Supplied material |
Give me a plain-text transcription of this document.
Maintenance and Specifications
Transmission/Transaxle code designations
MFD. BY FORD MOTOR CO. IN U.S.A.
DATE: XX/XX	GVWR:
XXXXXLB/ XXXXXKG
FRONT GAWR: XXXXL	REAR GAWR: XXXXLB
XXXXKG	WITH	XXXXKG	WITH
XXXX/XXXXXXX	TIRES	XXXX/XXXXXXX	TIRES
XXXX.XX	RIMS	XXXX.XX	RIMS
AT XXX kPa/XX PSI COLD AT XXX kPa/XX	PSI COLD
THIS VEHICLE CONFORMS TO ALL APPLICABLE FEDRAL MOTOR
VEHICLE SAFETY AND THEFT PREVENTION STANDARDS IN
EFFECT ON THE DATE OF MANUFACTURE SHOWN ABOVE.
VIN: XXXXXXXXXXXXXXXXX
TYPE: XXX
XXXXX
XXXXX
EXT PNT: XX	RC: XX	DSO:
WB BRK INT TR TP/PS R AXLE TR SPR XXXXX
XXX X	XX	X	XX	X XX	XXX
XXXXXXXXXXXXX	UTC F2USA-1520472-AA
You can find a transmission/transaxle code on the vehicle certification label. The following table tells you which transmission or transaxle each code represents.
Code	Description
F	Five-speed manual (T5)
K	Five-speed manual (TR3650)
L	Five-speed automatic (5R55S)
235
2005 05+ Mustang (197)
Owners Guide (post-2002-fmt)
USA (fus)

...

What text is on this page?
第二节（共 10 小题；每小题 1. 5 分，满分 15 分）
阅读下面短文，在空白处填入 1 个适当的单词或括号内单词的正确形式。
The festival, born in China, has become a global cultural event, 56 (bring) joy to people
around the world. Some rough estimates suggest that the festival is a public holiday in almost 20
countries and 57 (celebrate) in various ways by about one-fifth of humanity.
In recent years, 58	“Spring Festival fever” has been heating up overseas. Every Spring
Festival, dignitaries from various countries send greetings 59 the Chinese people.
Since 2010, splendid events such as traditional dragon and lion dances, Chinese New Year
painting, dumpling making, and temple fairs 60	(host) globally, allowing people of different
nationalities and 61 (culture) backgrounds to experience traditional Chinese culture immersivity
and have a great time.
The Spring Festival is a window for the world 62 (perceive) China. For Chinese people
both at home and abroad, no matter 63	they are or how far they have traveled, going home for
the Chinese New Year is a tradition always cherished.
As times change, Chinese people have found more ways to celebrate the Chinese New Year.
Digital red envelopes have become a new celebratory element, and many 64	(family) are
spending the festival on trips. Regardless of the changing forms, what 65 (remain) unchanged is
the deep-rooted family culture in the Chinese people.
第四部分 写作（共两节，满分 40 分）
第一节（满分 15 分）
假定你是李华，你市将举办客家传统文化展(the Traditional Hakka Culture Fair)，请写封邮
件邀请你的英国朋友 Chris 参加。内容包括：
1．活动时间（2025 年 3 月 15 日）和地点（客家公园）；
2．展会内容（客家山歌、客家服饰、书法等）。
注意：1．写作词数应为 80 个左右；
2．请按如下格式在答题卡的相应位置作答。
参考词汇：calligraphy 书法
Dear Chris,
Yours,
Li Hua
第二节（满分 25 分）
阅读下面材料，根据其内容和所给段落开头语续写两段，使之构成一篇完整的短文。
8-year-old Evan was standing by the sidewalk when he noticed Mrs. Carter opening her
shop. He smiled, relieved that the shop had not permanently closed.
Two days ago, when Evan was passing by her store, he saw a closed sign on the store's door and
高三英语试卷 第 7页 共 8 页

---

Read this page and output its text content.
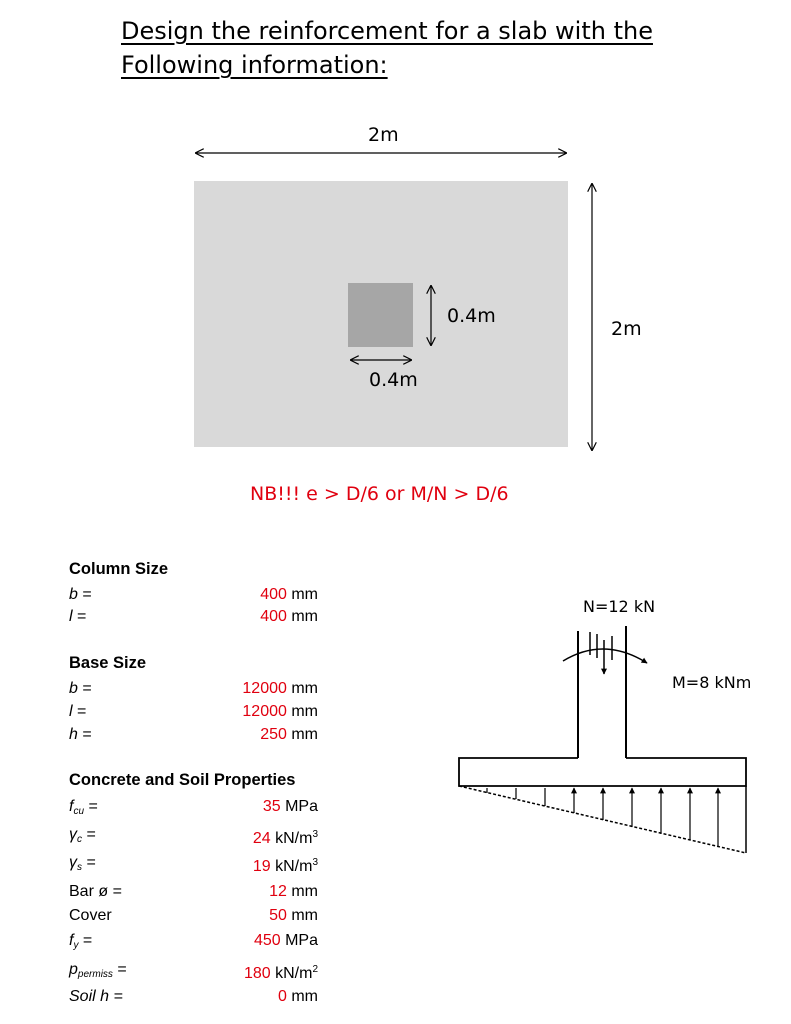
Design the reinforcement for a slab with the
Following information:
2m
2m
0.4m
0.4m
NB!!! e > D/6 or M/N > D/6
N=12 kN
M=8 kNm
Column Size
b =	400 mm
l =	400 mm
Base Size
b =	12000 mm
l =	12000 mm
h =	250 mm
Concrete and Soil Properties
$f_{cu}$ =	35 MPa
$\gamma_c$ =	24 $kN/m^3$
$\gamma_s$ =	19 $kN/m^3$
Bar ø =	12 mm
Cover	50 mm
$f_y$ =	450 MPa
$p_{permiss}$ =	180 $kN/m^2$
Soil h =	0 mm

Problem to work on |
Write out every line from the entries where "page" appears.

Exercise output |
What text is on this page?
Read this page and output its text content.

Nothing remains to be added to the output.